DIRECTIVE:
No images are to be carried over; print all other material exactly as it stands.

THE INPUT:
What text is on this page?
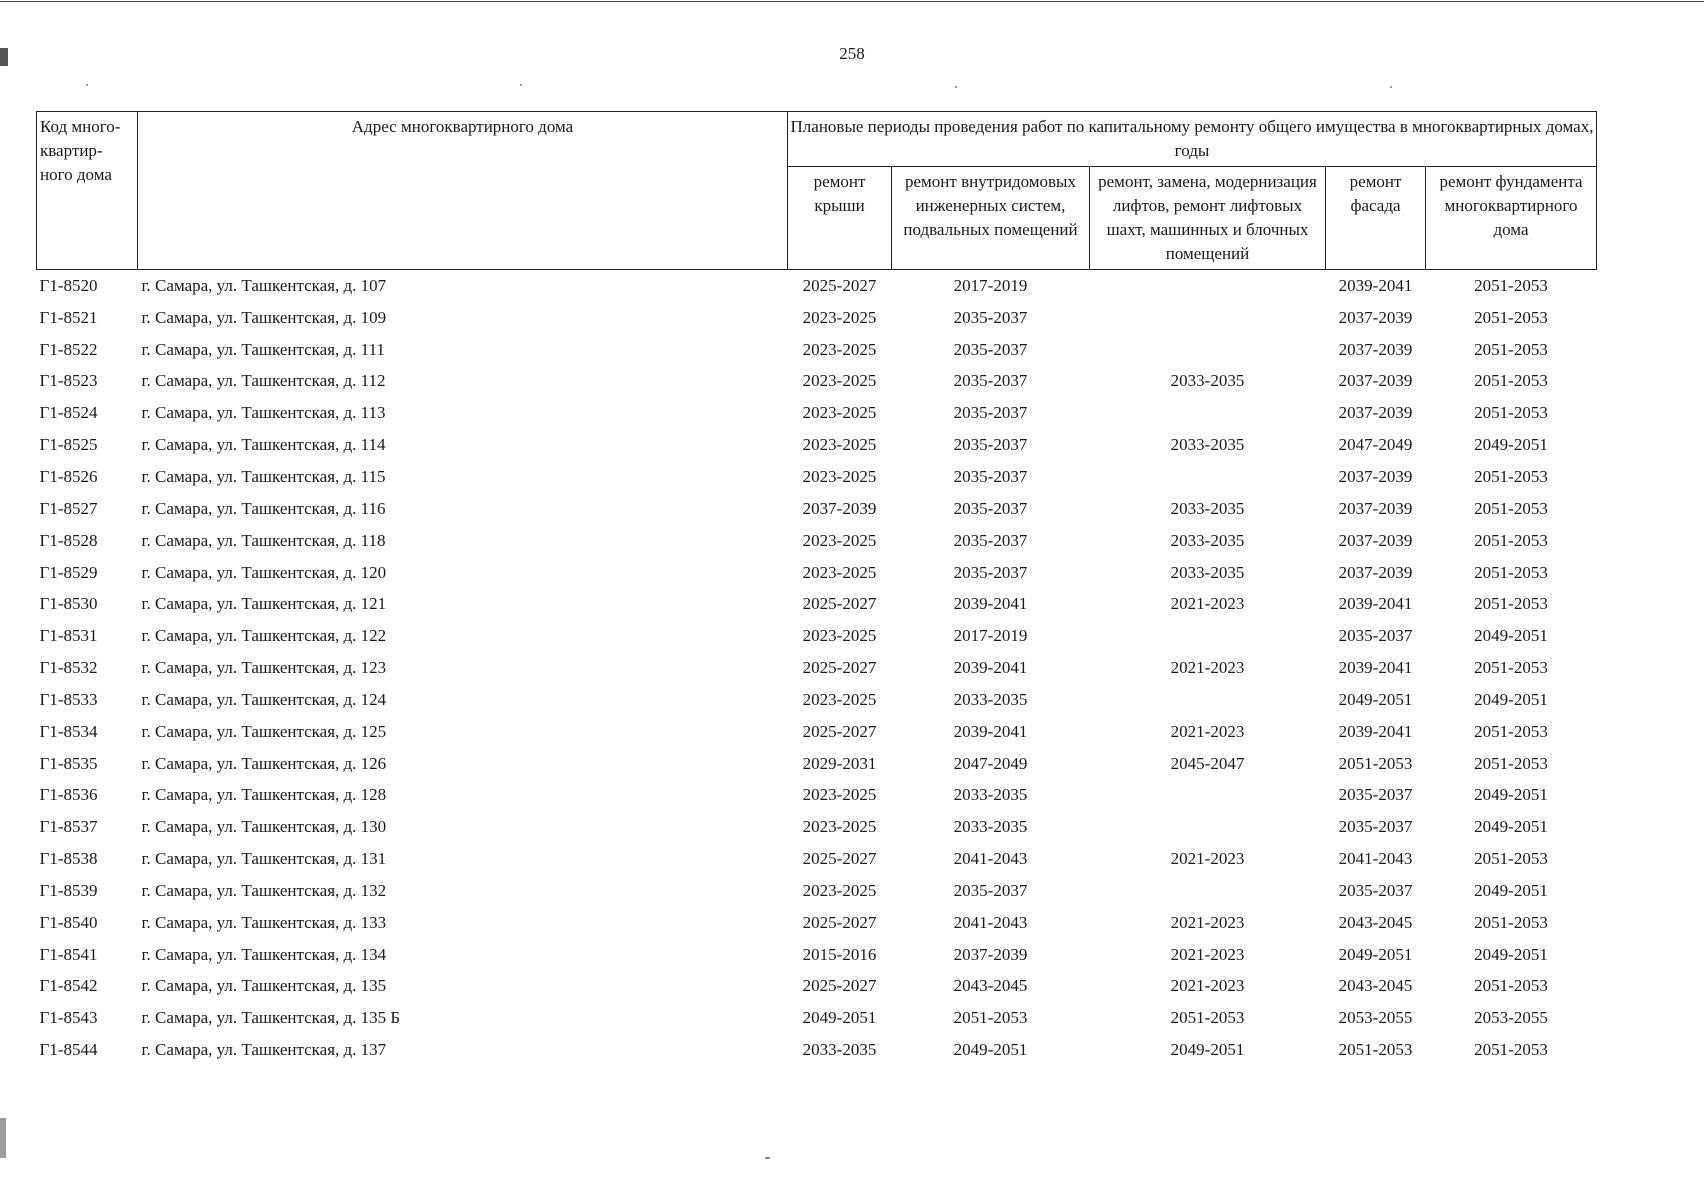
258
Код много-квартир-ного дома	Адрес многоквартирного дома	Плановые периоды проведения работ по капитальному ремонту общего имущества в многоквартирных домах, годы				
		ремонт крыши	ремонт внутридомовых инженерных систем, подвальных помещений	ремонт, замена, модернизация лифтов, ремонт лифтовых шахт, машинных и блочных помещений	ремонт фасада	ремонт фундамента многоквартирного дома
Г1-8520	г. Самара, ул. Ташкентская, д. 107	2025-2027	2017-2019		2039-2041	2051-2053
Г1-8521	г. Самара, ул. Ташкентская, д. 109	2023-2025	2035-2037		2037-2039	2051-2053
Г1-8522	г. Самара, ул. Ташкентская, д. 111	2023-2025	2035-2037		2037-2039	2051-2053
Г1-8523	г. Самара, ул. Ташкентская, д. 112	2023-2025	2035-2037	2033-2035	2037-2039	2051-2053
Г1-8524	г. Самара, ул. Ташкентская, д. 113	2023-2025	2035-2037		2037-2039	2051-2053
Г1-8525	г. Самара, ул. Ташкентская, д. 114	2023-2025	2035-2037	2033-2035	2047-2049	2049-2051
Г1-8526	г. Самара, ул. Ташкентская, д. 115	2023-2025	2035-2037		2037-2039	2051-2053
Г1-8527	г. Самара, ул. Ташкентская, д. 116	2037-2039	2035-2037	2033-2035	2037-2039	2051-2053
Г1-8528	г. Самара, ул. Ташкентская, д. 118	2023-2025	2035-2037	2033-2035	2037-2039	2051-2053
Г1-8529	г. Самара, ул. Ташкентская, д. 120	2023-2025	2035-2037	2033-2035	2037-2039	2051-2053
Г1-8530	г. Самара, ул. Ташкентская, д. 121	2025-2027	2039-2041	2021-2023	2039-2041	2051-2053
Г1-8531	г. Самара, ул. Ташкентская, д. 122	2023-2025	2017-2019		2035-2037	2049-2051
Г1-8532	г. Самара, ул. Ташкентская, д. 123	2025-2027	2039-2041	2021-2023	2039-2041	2051-2053
Г1-8533	г. Самара, ул. Ташкентская, д. 124	2023-2025	2033-2035		2049-2051	2049-2051
Г1-8534	г. Самара, ул. Ташкентская, д. 125	2025-2027	2039-2041	2021-2023	2039-2041	2051-2053
Г1-8535	г. Самара, ул. Ташкентская, д. 126	2029-2031	2047-2049	2045-2047	2051-2053	2051-2053
Г1-8536	г. Самара, ул. Ташкентская, д. 128	2023-2025	2033-2035		2035-2037	2049-2051
Г1-8537	г. Самара, ул. Ташкентская, д. 130	2023-2025	2033-2035		2035-2037	2049-2051
Г1-8538	г. Самара, ул. Ташкентская, д. 131	2025-2027	2041-2043	2021-2023	2041-2043	2051-2053
Г1-8539	г. Самара, ул. Ташкентская, д. 132	2023-2025	2035-2037		2035-2037	2049-2051
Г1-8540	г. Самара, ул. Ташкентская, д. 133	2025-2027	2041-2043	2021-2023	2043-2045	2051-2053
Г1-8541	г. Самара, ул. Ташкентская, д. 134	2015-2016	2037-2039	2021-2023	2049-2051	2049-2051
Г1-8542	г. Самара, ул. Ташкентская, д. 135	2025-2027	2043-2045	2021-2023	2043-2045	2051-2053
Г1-8543	г. Самара, ул. Ташкентская, д. 135 Б	2049-2051	2051-2053	2051-2053	2053-2055	2053-2055
Г1-8544	г. Самара, ул. Ташкентская, д. 137	2033-2035	2049-2051	2049-2051	2051-2053	2051-2053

RESPONSE:
What text is on this page?
258
Код много-квартир-ного дома	Адрес многоквартирного дома	Плановые периоды проведения работ по капитальному ремонту общего имущества в многоквартирных домах, годы				
		ремонт крыши	ремонт внутридомовых инженерных систем, подвальных помещений	ремонт, замена, модернизация лифтов, ремонт лифтовых шахт, машинных и блочных помещений	ремонт фасада	ремонт фундамента многоквартирного дома
Г1-8520	г. Самара, ул. Ташкентская, д. 107	2025-2027	2017-2019		2039-2041	2051-2053
Г1-8521	г. Самара, ул. Ташкентская, д. 109	2023-2025	2035-2037		2037-2039	2051-2053
Г1-8522	г. Самара, ул. Ташкентская, д. 111	2023-2025	2035-2037		2037-2039	2051-2053
Г1-8523	г. Самара, ул. Ташкентская, д. 112	2023-2025	2035-2037	2033-2035	2037-2039	2051-2053
Г1-8524	г. Самара, ул. Ташкентская, д. 113	2023-2025	2035-2037		2037-2039	2051-2053
Г1-8525	г. Самара, ул. Ташкентская, д. 114	2023-2025	2035-2037	2033-2035	2047-2049	2049-2051
Г1-8526	г. Самара, ул. Ташкентская, д. 115	2023-2025	2035-2037		2037-2039	2051-2053
Г1-8527	г. Самара, ул. Ташкентская, д. 116	2037-2039	2035-2037	2033-2035	2037-2039	2051-2053
Г1-8528	г. Самара, ул. Ташкентская, д. 118	2023-2025	2035-2037	2033-2035	2037-2039	2051-2053
Г1-8529	г. Самара, ул. Ташкентская, д. 120	2023-2025	2035-2037	2033-2035	2037-2039	2051-2053
Г1-8530	г. Самара, ул. Ташкентская, д. 121	2025-2027	2039-2041	2021-2023	2039-2041	2051-2053
Г1-8531	г. Самара, ул. Ташкентская, д. 122	2023-2025	2017-2019		2035-2037	2049-2051
Г1-8532	г. Самара, ул. Ташкентская, д. 123	2025-2027	2039-2041	2021-2023	2039-2041	2051-2053
Г1-8533	г. Самара, ул. Ташкентская, д. 124	2023-2025	2033-2035		2049-2051	2049-2051
Г1-8534	г. Самара, ул. Ташкентская, д. 125	2025-2027	2039-2041	2021-2023	2039-2041	2051-2053
Г1-8535	г. Самара, ул. Ташкентская, д. 126	2029-2031	2047-2049	2045-2047	2051-2053	2051-2053
Г1-8536	г. Самара, ул. Ташкентская, д. 128	2023-2025	2033-2035		2035-2037	2049-2051
Г1-8537	г. Самара, ул. Ташкентская, д. 130	2023-2025	2033-2035		2035-2037	2049-2051
Г1-8538	г. Самара, ул. Ташкентская, д. 131	2025-2027	2041-2043	2021-2023	2041-2043	2051-2053
Г1-8539	г. Самара, ул. Ташкентская, д. 132	2023-2025	2035-2037		2035-2037	2049-2051
Г1-8540	г. Самара, ул. Ташкентская, д. 133	2025-2027	2041-2043	2021-2023	2043-2045	2051-2053
Г1-8541	г. Самара, ул. Ташкентская, д. 134	2015-2016	2037-2039	2021-2023	2049-2051	2049-2051
Г1-8542	г. Самара, ул. Ташкентская, д. 135	2025-2027	2043-2045	2021-2023	2043-2045	2051-2053
Г1-8543	г. Самара, ул. Ташкентская, д. 135 Б	2049-2051	2051-2053	2051-2053	2053-2055	2053-2055
Г1-8544	г. Самара, ул. Ташкентская, д. 137	2033-2035	2049-2051	2049-2051	2051-2053	2051-2053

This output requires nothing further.